--- start of Material provided ---
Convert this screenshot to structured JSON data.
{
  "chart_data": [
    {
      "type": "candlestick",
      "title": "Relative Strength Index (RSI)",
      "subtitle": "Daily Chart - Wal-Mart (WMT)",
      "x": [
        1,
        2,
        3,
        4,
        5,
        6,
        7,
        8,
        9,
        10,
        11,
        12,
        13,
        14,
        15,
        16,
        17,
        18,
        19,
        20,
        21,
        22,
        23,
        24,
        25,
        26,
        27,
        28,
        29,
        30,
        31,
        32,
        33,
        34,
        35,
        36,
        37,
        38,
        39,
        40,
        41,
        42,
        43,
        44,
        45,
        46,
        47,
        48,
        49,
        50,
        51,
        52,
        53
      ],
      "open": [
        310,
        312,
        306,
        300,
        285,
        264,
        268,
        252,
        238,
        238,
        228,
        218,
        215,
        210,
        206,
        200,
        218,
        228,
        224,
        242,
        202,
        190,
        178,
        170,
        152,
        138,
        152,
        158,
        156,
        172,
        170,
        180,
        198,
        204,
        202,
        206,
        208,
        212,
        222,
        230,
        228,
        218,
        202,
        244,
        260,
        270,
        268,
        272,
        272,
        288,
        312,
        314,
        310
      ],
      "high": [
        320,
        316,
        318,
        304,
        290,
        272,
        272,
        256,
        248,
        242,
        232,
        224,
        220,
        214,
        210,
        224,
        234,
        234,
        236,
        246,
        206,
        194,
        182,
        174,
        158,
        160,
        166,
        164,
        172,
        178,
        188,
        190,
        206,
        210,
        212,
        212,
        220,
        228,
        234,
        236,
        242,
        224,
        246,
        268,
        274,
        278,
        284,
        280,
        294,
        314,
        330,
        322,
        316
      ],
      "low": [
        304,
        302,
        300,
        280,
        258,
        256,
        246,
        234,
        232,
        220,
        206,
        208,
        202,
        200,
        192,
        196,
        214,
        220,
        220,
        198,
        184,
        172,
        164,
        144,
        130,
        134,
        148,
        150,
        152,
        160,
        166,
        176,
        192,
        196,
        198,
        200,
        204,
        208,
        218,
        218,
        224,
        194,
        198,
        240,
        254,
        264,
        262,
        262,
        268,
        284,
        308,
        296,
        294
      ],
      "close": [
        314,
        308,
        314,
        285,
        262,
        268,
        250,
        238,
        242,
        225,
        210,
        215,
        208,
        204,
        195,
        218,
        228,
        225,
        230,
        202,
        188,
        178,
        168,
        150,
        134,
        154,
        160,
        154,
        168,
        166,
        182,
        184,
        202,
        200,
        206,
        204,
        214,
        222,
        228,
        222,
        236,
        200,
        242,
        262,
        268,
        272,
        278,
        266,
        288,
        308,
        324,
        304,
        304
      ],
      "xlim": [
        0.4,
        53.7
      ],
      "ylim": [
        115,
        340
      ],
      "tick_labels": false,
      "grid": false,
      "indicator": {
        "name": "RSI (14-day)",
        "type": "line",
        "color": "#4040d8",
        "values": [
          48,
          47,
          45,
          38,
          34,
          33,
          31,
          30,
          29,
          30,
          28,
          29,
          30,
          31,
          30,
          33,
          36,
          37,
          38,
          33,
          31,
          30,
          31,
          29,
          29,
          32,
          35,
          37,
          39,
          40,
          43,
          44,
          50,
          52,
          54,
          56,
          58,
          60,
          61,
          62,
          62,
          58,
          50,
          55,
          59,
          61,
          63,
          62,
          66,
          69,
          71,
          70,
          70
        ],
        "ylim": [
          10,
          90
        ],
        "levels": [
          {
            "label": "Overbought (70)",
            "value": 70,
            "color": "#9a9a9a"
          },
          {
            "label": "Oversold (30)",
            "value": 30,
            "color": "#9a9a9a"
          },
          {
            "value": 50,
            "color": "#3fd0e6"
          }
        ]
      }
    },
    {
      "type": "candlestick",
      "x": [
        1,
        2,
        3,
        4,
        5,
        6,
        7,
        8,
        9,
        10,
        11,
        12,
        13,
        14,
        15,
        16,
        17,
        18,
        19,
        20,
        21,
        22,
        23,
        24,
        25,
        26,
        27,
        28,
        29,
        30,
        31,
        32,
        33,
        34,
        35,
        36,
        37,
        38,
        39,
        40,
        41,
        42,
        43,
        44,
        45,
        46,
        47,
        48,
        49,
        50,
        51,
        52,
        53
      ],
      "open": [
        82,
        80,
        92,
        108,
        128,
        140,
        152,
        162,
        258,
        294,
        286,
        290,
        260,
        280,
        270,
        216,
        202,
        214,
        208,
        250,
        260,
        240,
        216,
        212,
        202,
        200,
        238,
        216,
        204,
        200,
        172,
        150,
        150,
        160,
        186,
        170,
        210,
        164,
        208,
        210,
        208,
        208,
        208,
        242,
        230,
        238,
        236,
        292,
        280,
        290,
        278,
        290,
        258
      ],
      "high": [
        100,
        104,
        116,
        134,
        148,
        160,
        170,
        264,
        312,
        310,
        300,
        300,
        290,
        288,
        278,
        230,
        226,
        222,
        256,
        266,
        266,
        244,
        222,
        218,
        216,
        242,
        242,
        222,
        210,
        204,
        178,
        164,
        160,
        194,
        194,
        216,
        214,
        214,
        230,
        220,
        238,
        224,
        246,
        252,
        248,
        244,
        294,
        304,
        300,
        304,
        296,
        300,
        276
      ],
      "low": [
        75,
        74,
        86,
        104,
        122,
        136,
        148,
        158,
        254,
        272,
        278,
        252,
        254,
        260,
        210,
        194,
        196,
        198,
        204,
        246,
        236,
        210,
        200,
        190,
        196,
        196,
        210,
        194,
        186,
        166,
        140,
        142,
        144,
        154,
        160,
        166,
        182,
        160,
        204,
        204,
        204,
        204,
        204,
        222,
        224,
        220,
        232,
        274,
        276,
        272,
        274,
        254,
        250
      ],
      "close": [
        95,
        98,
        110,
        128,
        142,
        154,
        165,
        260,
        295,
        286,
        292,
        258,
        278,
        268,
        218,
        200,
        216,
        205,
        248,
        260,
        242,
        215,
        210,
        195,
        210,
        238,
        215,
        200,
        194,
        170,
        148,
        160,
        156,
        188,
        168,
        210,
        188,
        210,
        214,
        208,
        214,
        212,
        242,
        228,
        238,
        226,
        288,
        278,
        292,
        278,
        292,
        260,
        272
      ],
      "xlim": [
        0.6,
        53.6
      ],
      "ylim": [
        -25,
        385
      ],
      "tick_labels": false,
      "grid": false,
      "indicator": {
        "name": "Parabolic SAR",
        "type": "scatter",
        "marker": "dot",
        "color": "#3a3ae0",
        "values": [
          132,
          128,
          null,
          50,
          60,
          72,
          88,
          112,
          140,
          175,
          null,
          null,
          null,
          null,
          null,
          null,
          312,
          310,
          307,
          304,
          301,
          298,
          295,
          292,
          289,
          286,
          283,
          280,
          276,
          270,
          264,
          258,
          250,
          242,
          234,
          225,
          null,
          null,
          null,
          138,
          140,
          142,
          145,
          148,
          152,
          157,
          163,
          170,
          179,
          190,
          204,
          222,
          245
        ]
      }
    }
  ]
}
--- end of Material provided ---
The problem
Quote each line above in full, word for word.

Reply to the exercise
Convert this screenshot to structured JSON data.
{
  "chart_data": [
    {
      "type": "candlestick",
      "title": "Relative Strength Index (RSI)",
      "subtitle": "Daily Chart - Wal-Mart (WMT)",
      "x": [
        1,
        2,
        3,
        4,
        5,
        6,
        7,
        8,
        9,
        10,
        11,
        12,
        13,
        14,
        15,
        16,
        17,
        18,
        19,
        20,
        21,
        22,
        23,
        24,
        25,
        26,
        27,
        28,
        29,
        30,
        31,
        32,
        33,
        34,
        35,
        36,
        37,
        38,
        39,
        40,
        41,
        42,
        43,
        44,
        45,
        46,
        47,
        48,
        49,
        50,
        51,
        52,
        53
      ],
      "open": [
        310,
        312,
        306,
        300,
        285,
        264,
        268,
        252,
        238,
        238,
        228,
        218,
        215,
        210,
        206,
        200,
        218,
        228,
        224,
        242,
        202,
        190,
        178,
        170,
        152,
        138,
        152,
        158,
        156,
        172,
        170,
        180,
        198,
        204,
        202,
        206,
        208,
        212,
        222,
        230,
        228,
        218,
        202,
        244,
        260,
        270,
        268,
        272,
        272,
        288,
        312,
        314,
        310
      ],
      "high": [
        320,
        316,
        318,
        304,
        290,
        272,
        272,
        256,
        248,
        242,
        232,
        224,
        220,
        214,
        210,
        224,
        234,
        234,
        236,
        246,
        206,
        194,
        182,
        174,
        158,
        160,
        166,
        164,
        172,
        178,
        188,
        190,
        206,
        210,
        212,
        212,
        220,
        228,
        234,
        236,
        242,
        224,
        246,
        268,
        274,
        278,
        284,
        280,
        294,
        314,
        330,
        322,
        316
      ],
      "low": [
        304,
        302,
        300,
        280,
        258,
        256,
        246,
        234,
        232,
        220,
        206,
        208,
        202,
        200,
        192,
        196,
        214,
        220,
        220,
        198,
        184,
        172,
        164,
        144,
        130,
        134,
        148,
        150,
        152,
        160,
        166,
        176,
        192,
        196,
        198,
        200,
        204,
        208,
        218,
        218,
        224,
        194,
        198,
        240,
        254,
        264,
        262,
        262,
        268,
        284,
        308,
        296,
        294
      ],
      "close": [
        314,
        308,
        314,
        285,
        262,
        268,
        250,
        238,
        242,
        225,
        210,
        215,
        208,
        204,
        195,
        218,
        228,
        225,
        230,
        202,
        188,
        178,
        168,
        150,
        134,
        154,
        160,
        154,
        168,
        166,
        182,
        184,
        202,
        200,
        206,
        204,
        214,
        222,
        228,
        222,
        236,
        200,
        242,
        262,
        268,
        272,
        278,
        266,
        288,
        308,
        324,
        304,
        304
      ],
      "xlim": [
        0.4,
        53.7
      ],
      "ylim": [
        115,
        340
      ],
      "tick_labels": false,
      "grid": false,
      "indicator": {
        "name": "RSI (14-day)",
        "type": "line",
        "color": "#4040d8",
        "values": [
          48,
          47,
          45,
          38,
          34,
          33,
          31,
          30,
          29,
          30,
          28,
          29,
          30,
          31,
          30,
          33,
          36,
          37,
          38,
          33,
          31,
          30,
          31,
          29,
          29,
          32,
          35,
          37,
          39,
          40,
          43,
          44,
          50,
          52,
          54,
          56,
          58,
          60,
          61,
          62,
          62,
          58,
          50,
          55,
          59,
          61,
          63,
          62,
          66,
          69,
          71,
          70,
          70
        ],
        "ylim": [
          10,
          90
        ],
        "levels": [
          {
            "label": "Overbought (70)",
            "value": 70,
            "color": "#9a9a9a"
          },
          {
            "label": "Oversold (30)",
            "value": 30,
            "color": "#9a9a9a"
          },
          {
            "value": 50,
            "color": "#3fd0e6"
          }
        ]
      }
    },
    {
      "type": "candlestick",
      "x": [
        1,
        2,
        3,
        4,
        5,
        6,
        7,
        8,
        9,
        10,
        11,
        12,
        13,
        14,
        15,
        16,
        17,
        18,
        19,
        20,
        21,
        22,
        23,
        24,
        25,
        26,
        27,
        28,
        29,
        30,
        31,
        32,
        33,
        34,
        35,
        36,
        37,
        38,
        39,
        40,
        41,
        42,
        43,
        44,
        45,
        46,
        47,
        48,
        49,
        50,
        51,
        52,
        53
      ],
      "open": [
        82,
        80,
        92,
        108,
        128,
        140,
        152,
        162,
        258,
        294,
        286,
        290,
        260,
        280,
        270,
        216,
        202,
        214,
        208,
        250,
        260,
        240,
        216,
        212,
        202,
        200,
        238,
        216,
        204,
        200,
        172,
        150,
        150,
        160,
        186,
        170,
        210,
        164,
        208,
        210,
        208,
        208,
        208,
        242,
        230,
        238,
        236,
        292,
        280,
        290,
        278,
        290,
        258
      ],
      "high": [
        100,
        104,
        116,
        134,
        148,
        160,
        170,
        264,
        312,
        310,
        300,
        300,
        290,
        288,
        278,
        230,
        226,
        222,
        256,
        266,
        266,
        244,
        222,
        218,
        216,
        242,
        242,
        222,
        210,
        204,
        178,
        164,
        160,
        194,
        194,
        216,
        214,
        214,
        230,
        220,
        238,
        224,
        246,
        252,
        248,
        244,
        294,
        304,
        300,
        304,
        296,
        300,
        276
      ],
      "low": [
        75,
        74,
        86,
        104,
        122,
        136,
        148,
        158,
        254,
        272,
        278,
        252,
        254,
        260,
        210,
        194,
        196,
        198,
        204,
        246,
        236,
        210,
        200,
        190,
        196,
        196,
        210,
        194,
        186,
        166,
        140,
        142,
        144,
        154,
        160,
        166,
        182,
        160,
        204,
        204,
        204,
        204,
        204,
        222,
        224,
        220,
        232,
        274,
        276,
        272,
        274,
        254,
        250
      ],
      "close": [
        95,
        98,
        110,
        128,
        142,
        154,
        165,
        260,
        295,
        286,
        292,
        258,
        278,
        268,
        218,
        200,
        216,
        205,
        248,
        260,
        242,
        215,
        210,
        195,
        210,
        238,
        215,
        200,
        194,
        170,
        148,
        160,
        156,
        188,
        168,
        210,
        188,
        210,
        214,
        208,
        214,
        212,
        242,
        228,
        238,
        226,
        288,
        278,
        292,
        278,
        292,
        260,
        272
      ],
      "xlim": [
        0.6,
        53.6
      ],
      "ylim": [
        -25,
        385
      ],
      "tick_labels": false,
      "grid": false,
      "indicator": {
        "name": "Parabolic SAR",
        "type": "scatter",
        "marker": "dot",
        "color": "#3a3ae0",
        "values": [
          132,
          128,
          null,
          50,
          60,
          72,
          88,
          112,
          140,
          175,
          null,
          null,
          null,
          null,
          null,
          null,
          312,
          310,
          307,
          304,
          301,
          298,
          295,
          292,
          289,
          286,
          283,
          280,
          276,
          270,
          264,
          258,
          250,
          242,
          234,
          225,
          null,
          null,
          null,
          138,
          140,
          142,
          145,
          148,
          152,
          157,
          163,
          170,
          179,
          190,
          204,
          222,
          245
        ]
      }
    }
  ]
}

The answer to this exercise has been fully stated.